(Dataset excerpts)

*-*-*

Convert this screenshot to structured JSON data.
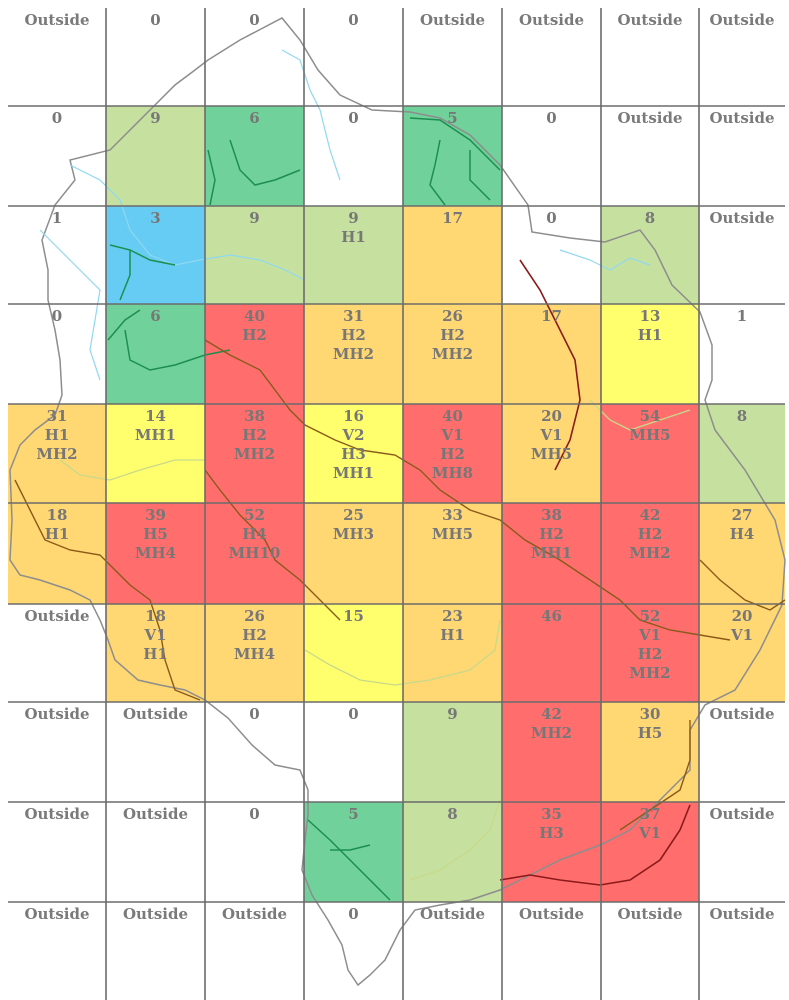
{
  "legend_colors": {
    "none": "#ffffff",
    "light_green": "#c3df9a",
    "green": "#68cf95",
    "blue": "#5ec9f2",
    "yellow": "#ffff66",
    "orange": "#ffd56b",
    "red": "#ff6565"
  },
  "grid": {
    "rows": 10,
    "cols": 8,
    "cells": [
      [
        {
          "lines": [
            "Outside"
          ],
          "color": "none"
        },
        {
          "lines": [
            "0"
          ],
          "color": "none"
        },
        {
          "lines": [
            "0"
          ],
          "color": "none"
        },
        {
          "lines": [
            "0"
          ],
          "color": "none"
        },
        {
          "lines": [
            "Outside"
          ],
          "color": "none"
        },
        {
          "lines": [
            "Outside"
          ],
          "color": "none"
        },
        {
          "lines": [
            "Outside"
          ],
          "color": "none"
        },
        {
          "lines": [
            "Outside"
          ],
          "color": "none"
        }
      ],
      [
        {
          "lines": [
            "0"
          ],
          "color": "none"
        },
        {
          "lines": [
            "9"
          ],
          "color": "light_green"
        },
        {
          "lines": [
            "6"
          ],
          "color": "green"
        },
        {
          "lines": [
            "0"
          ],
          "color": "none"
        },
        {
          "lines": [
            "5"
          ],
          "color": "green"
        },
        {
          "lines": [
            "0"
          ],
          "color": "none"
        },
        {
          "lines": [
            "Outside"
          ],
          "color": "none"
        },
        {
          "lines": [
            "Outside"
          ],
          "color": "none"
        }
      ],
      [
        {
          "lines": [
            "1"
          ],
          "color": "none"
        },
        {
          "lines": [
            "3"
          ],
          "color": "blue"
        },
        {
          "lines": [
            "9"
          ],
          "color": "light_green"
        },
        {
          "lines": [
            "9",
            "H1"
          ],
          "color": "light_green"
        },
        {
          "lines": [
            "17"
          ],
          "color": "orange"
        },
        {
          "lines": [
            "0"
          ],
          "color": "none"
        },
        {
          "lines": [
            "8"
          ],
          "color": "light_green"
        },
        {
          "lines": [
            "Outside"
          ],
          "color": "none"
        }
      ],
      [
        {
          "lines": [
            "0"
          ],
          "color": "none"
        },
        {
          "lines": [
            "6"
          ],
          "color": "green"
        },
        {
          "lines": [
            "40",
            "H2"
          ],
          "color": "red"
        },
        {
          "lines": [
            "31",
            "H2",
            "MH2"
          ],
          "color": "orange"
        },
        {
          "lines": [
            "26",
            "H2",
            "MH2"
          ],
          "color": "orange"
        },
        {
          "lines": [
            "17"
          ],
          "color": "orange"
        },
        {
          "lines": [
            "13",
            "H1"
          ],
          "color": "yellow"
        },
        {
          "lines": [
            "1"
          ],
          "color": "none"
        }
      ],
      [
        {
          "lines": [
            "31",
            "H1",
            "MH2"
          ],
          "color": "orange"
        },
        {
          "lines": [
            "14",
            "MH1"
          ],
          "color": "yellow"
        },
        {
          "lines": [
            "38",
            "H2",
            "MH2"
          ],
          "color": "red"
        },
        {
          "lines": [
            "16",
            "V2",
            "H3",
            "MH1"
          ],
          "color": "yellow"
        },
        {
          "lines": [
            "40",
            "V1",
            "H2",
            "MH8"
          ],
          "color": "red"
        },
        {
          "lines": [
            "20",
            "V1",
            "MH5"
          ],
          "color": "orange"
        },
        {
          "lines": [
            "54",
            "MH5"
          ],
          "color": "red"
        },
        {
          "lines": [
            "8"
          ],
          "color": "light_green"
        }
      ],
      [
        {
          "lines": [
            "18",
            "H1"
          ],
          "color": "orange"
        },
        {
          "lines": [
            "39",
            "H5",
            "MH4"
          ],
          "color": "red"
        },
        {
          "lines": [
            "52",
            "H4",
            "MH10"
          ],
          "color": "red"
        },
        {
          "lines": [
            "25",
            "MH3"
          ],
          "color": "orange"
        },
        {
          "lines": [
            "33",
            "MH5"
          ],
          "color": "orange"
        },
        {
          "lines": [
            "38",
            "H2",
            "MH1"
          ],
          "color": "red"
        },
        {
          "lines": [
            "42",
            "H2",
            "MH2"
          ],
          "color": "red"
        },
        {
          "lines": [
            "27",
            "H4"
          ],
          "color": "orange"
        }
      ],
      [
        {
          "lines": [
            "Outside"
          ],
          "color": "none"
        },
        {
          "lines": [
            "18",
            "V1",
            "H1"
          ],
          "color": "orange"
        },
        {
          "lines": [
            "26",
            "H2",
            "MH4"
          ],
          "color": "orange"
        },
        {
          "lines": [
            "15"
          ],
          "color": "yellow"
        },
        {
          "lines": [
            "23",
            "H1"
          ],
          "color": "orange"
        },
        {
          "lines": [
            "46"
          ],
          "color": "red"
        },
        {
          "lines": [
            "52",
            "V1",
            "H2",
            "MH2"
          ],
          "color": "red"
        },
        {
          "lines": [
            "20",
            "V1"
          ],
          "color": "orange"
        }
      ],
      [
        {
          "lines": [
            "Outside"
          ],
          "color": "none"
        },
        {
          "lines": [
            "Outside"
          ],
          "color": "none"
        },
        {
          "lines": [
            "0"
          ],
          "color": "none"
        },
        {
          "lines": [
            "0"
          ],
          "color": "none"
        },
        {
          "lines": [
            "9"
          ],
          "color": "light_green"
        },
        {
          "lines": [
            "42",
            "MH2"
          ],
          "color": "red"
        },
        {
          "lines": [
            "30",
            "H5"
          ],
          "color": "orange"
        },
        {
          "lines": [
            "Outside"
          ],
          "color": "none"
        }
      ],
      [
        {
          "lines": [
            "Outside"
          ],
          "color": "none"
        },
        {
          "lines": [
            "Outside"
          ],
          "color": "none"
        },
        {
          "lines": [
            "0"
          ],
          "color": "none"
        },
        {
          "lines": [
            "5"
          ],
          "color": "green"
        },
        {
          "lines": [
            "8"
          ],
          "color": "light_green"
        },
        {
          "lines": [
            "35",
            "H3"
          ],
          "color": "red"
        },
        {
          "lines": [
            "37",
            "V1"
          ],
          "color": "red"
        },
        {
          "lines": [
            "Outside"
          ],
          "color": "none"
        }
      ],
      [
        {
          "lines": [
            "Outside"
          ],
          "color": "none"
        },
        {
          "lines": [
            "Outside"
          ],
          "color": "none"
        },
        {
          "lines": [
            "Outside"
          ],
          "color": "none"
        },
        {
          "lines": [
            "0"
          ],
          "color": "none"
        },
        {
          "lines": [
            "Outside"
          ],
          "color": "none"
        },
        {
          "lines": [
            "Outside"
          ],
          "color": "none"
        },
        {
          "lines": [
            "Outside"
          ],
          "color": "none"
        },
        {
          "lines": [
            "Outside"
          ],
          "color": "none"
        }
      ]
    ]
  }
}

*-*-*

(Problem details) Write the material out again exactly as it appears, dropping the pictures.

(Complete answer)
Convert this screenshot to structured JSON data.
{
  "legend_colors": {
    "none": "#ffffff",
    "light_green": "#c3df9a",
    "green": "#68cf95",
    "blue": "#5ec9f2",
    "yellow": "#ffff66",
    "orange": "#ffd56b",
    "red": "#ff6565"
  },
  "grid": {
    "rows": 10,
    "cols": 8,
    "cells": [
      [
        {
          "lines": [
            "Outside"
          ],
          "color": "none"
        },
        {
          "lines": [
            "0"
          ],
          "color": "none"
        },
        {
          "lines": [
            "0"
          ],
          "color": "none"
        },
        {
          "lines": [
            "0"
          ],
          "color": "none"
        },
        {
          "lines": [
            "Outside"
          ],
          "color": "none"
        },
        {
          "lines": [
            "Outside"
          ],
          "color": "none"
        },
        {
          "lines": [
            "Outside"
          ],
          "color": "none"
        },
        {
          "lines": [
            "Outside"
          ],
          "color": "none"
        }
      ],
      [
        {
          "lines": [
            "0"
          ],
          "color": "none"
        },
        {
          "lines": [
            "9"
          ],
          "color": "light_green"
        },
        {
          "lines": [
            "6"
          ],
          "color": "green"
        },
        {
          "lines": [
            "0"
          ],
          "color": "none"
        },
        {
          "lines": [
            "5"
          ],
          "color": "green"
        },
        {
          "lines": [
            "0"
          ],
          "color": "none"
        },
        {
          "lines": [
            "Outside"
          ],
          "color": "none"
        },
        {
          "lines": [
            "Outside"
          ],
          "color": "none"
        }
      ],
      [
        {
          "lines": [
            "1"
          ],
          "color": "none"
        },
        {
          "lines": [
            "3"
          ],
          "color": "blue"
        },
        {
          "lines": [
            "9"
          ],
          "color": "light_green"
        },
        {
          "lines": [
            "9",
            "H1"
          ],
          "color": "light_green"
        },
        {
          "lines": [
            "17"
          ],
          "color": "orange"
        },
        {
          "lines": [
            "0"
          ],
          "color": "none"
        },
        {
          "lines": [
            "8"
          ],
          "color": "light_green"
        },
        {
          "lines": [
            "Outside"
          ],
          "color": "none"
        }
      ],
      [
        {
          "lines": [
            "0"
          ],
          "color": "none"
        },
        {
          "lines": [
            "6"
          ],
          "color": "green"
        },
        {
          "lines": [
            "40",
            "H2"
          ],
          "color": "red"
        },
        {
          "lines": [
            "31",
            "H2",
            "MH2"
          ],
          "color": "orange"
        },
        {
          "lines": [
            "26",
            "H2",
            "MH2"
          ],
          "color": "orange"
        },
        {
          "lines": [
            "17"
          ],
          "color": "orange"
        },
        {
          "lines": [
            "13",
            "H1"
          ],
          "color": "yellow"
        },
        {
          "lines": [
            "1"
          ],
          "color": "none"
        }
      ],
      [
        {
          "lines": [
            "31",
            "H1",
            "MH2"
          ],
          "color": "orange"
        },
        {
          "lines": [
            "14",
            "MH1"
          ],
          "color": "yellow"
        },
        {
          "lines": [
            "38",
            "H2",
            "MH2"
          ],
          "color": "red"
        },
        {
          "lines": [
            "16",
            "V2",
            "H3",
            "MH1"
          ],
          "color": "yellow"
        },
        {
          "lines": [
            "40",
            "V1",
            "H2",
            "MH8"
          ],
          "color": "red"
        },
        {
          "lines": [
            "20",
            "V1",
            "MH5"
          ],
          "color": "orange"
        },
        {
          "lines": [
            "54",
            "MH5"
          ],
          "color": "red"
        },
        {
          "lines": [
            "8"
          ],
          "color": "light_green"
        }
      ],
      [
        {
          "lines": [
            "18",
            "H1"
          ],
          "color": "orange"
        },
        {
          "lines": [
            "39",
            "H5",
            "MH4"
          ],
          "color": "red"
        },
        {
          "lines": [
            "52",
            "H4",
            "MH10"
          ],
          "color": "red"
        },
        {
          "lines": [
            "25",
            "MH3"
          ],
          "color": "orange"
        },
        {
          "lines": [
            "33",
            "MH5"
          ],
          "color": "orange"
        },
        {
          "lines": [
            "38",
            "H2",
            "MH1"
          ],
          "color": "red"
        },
        {
          "lines": [
            "42",
            "H2",
            "MH2"
          ],
          "color": "red"
        },
        {
          "lines": [
            "27",
            "H4"
          ],
          "color": "orange"
        }
      ],
      [
        {
          "lines": [
            "Outside"
          ],
          "color": "none"
        },
        {
          "lines": [
            "18",
            "V1",
            "H1"
          ],
          "color": "orange"
        },
        {
          "lines": [
            "26",
            "H2",
            "MH4"
          ],
          "color": "orange"
        },
        {
          "lines": [
            "15"
          ],
          "color": "yellow"
        },
        {
          "lines": [
            "23",
            "H1"
          ],
          "color": "orange"
        },
        {
          "lines": [
            "46"
          ],
          "color": "red"
        },
        {
          "lines": [
            "52",
            "V1",
            "H2",
            "MH2"
          ],
          "color": "red"
        },
        {
          "lines": [
            "20",
            "V1"
          ],
          "color": "orange"
        }
      ],
      [
        {
          "lines": [
            "Outside"
          ],
          "color": "none"
        },
        {
          "lines": [
            "Outside"
          ],
          "color": "none"
        },
        {
          "lines": [
            "0"
          ],
          "color": "none"
        },
        {
          "lines": [
            "0"
          ],
          "color": "none"
        },
        {
          "lines": [
            "9"
          ],
          "color": "light_green"
        },
        {
          "lines": [
            "42",
            "MH2"
          ],
          "color": "red"
        },
        {
          "lines": [
            "30",
            "H5"
          ],
          "color": "orange"
        },
        {
          "lines": [
            "Outside"
          ],
          "color": "none"
        }
      ],
      [
        {
          "lines": [
            "Outside"
          ],
          "color": "none"
        },
        {
          "lines": [
            "Outside"
          ],
          "color": "none"
        },
        {
          "lines": [
            "0"
          ],
          "color": "none"
        },
        {
          "lines": [
            "5"
          ],
          "color": "green"
        },
        {
          "lines": [
            "8"
          ],
          "color": "light_green"
        },
        {
          "lines": [
            "35",
            "H3"
          ],
          "color": "red"
        },
        {
          "lines": [
            "37",
            "V1"
          ],
          "color": "red"
        },
        {
          "lines": [
            "Outside"
          ],
          "color": "none"
        }
      ],
      [
        {
          "lines": [
            "Outside"
          ],
          "color": "none"
        },
        {
          "lines": [
            "Outside"
          ],
          "color": "none"
        },
        {
          "lines": [
            "Outside"
          ],
          "color": "none"
        },
        {
          "lines": [
            "0"
          ],
          "color": "none"
        },
        {
          "lines": [
            "Outside"
          ],
          "color": "none"
        },
        {
          "lines": [
            "Outside"
          ],
          "color": "none"
        },
        {
          "lines": [
            "Outside"
          ],
          "color": "none"
        },
        {
          "lines": [
            "Outside"
          ],
          "color": "none"
        }
      ]
    ]
  }
}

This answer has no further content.